Stored data entries:
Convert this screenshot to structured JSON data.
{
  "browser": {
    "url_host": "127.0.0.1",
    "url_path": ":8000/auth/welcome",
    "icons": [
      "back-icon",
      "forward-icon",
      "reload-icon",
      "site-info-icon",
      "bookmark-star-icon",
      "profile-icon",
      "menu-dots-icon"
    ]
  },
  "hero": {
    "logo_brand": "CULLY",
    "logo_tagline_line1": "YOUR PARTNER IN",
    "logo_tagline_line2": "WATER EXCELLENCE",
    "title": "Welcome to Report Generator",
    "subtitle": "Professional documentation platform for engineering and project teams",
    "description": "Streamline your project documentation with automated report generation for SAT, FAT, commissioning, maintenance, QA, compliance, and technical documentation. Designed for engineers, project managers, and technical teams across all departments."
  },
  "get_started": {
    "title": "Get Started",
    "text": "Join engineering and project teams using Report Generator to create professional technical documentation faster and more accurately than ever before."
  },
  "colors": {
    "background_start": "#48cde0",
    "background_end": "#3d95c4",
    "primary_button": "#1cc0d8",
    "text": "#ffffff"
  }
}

Problem to solve: Search the entries for the word "Generator" and gather every line where it appears.

Expected answer:
    "title": "Welcome to Report Generator",
    "text": "Join engineering and project teams using Report Generator to create professional technical documentation faster and more accurately than ever before."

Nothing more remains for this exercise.